* Written instruction *
Your task is to repeat the lines below exactly, excluding any pictures they contain.

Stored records
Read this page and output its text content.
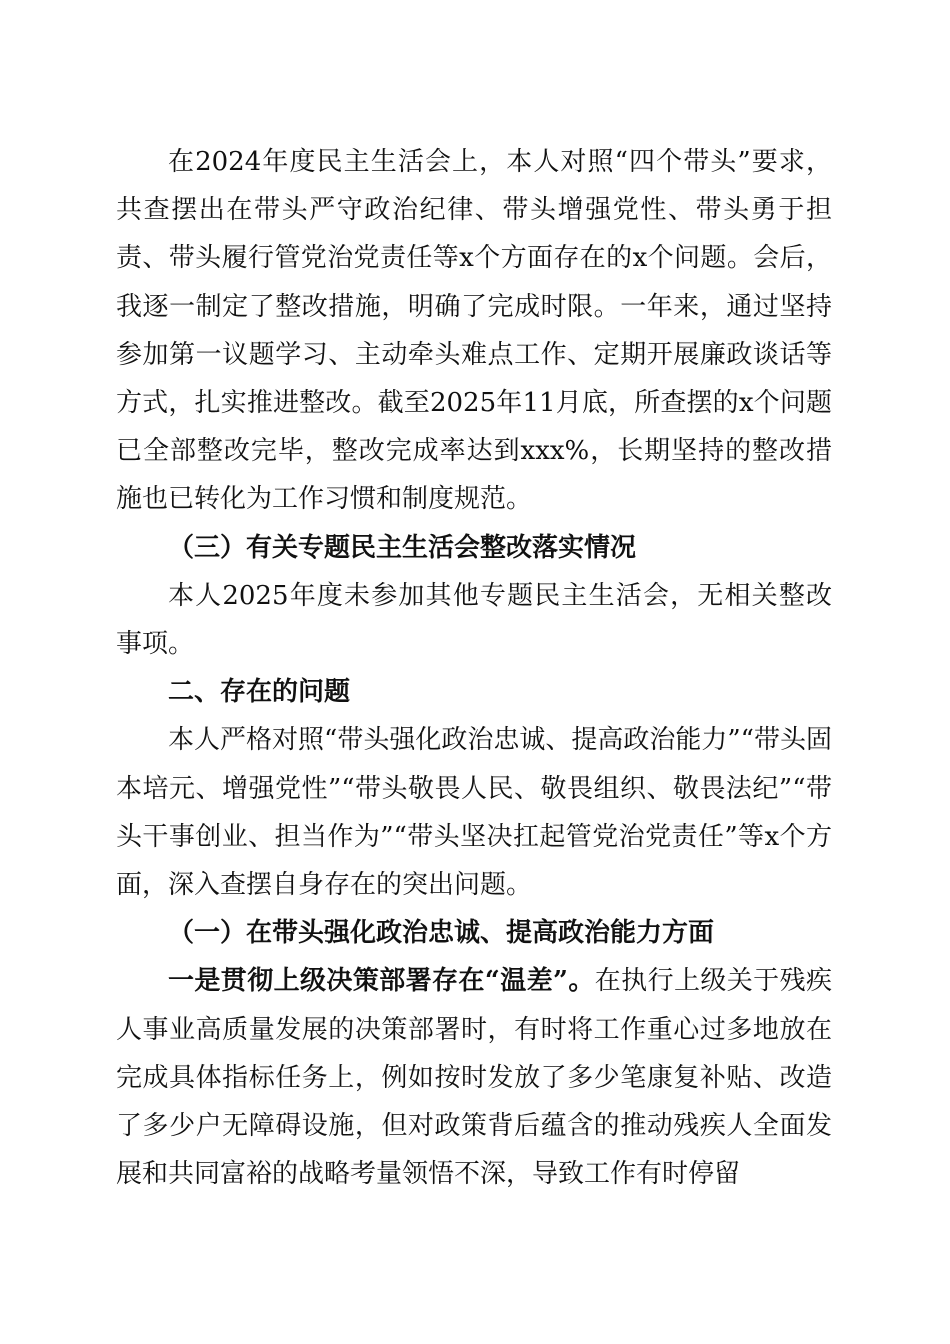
在2024年度民主生活会上，本人对照“四个带头”要求，共查摆出在带头严守政治纪律、带头增强党性、带头勇于担责、带头履行管党治党责任等x个方面存在的x个问题。会后，我逐一制定了整改措施，明确了完成时限。一年来，通过坚持参加第一议题学习、主动牵头难点工作、定期开展廉政谈话等方式，扎实推进整改。截至2025年11月底，所查摆的x个问题已全部整改完毕，整改完成率达到xxx%，长期坚持的整改措施也已转化为工作习惯和制度规范。

（三）有关专题民主生活会整改落实情况

本人2025年度未参加其他专题民主生活会，无相关整改事项。

二、存在的问题

本人严格对照“带头强化政治忠诚、提高政治能力”“带头固本培元、增强党性”“带头敬畏人民、敬畏组织、敬畏法纪”“带头干事创业、担当作为”“带头坚决扛起管党治党责任”等x个方面，深入查摆自身存在的突出问题。

（一）在带头强化政治忠诚、提高政治能力方面

一是贯彻上级决策部署存在“温差”。在执行上级关于残疾人事业高质量发展的决策部署时，有时将工作重心过多地放在完成具体指标任务上，例如按时发放了多少笔康复补贴、改造了多少户无障碍设施，但对政策背后蕴含的推动残疾人全面发展和共同富裕的战略考量领悟不深，导致工作有时停留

* Output *
Read this page and output its text content.
在2024年度民主生活会上，本人对照“四个带头”要求，共查摆出在带头严守政治纪律、带头增强党性、带头勇于担责、带头履行管党治党责任等x个方面存在的x个问题。会后，我逐一制定了整改措施，明确了完成时限。一年来，通过坚持参加第一议题学习、主动牵头难点工作、定期开展廉政谈话等方式，扎实推进整改。截至2025年11月底，所查摆的x个问题已全部整改完毕，整改完成率达到xxx%，长期坚持的整改措施也已转化为工作习惯和制度规范。

（三）有关专题民主生活会整改落实情况

本人2025年度未参加其他专题民主生活会，无相关整改事项。

二、存在的问题

本人严格对照“带头强化政治忠诚、提高政治能力”“带头固本培元、增强党性”“带头敬畏人民、敬畏组织、敬畏法纪”“带头干事创业、担当作为”“带头坚决扛起管党治党责任”等x个方面，深入查摆自身存在的突出问题。

（一）在带头强化政治忠诚、提高政治能力方面

一是贯彻上级决策部署存在“温差”。在执行上级关于残疾人事业高质量发展的决策部署时，有时将工作重心过多地放在完成具体指标任务上，例如按时发放了多少笔康复补贴、改造了多少户无障碍设施，但对政策背后蕴含的推动残疾人全面发展和共同富裕的战略考量领悟不深，导致工作有时停留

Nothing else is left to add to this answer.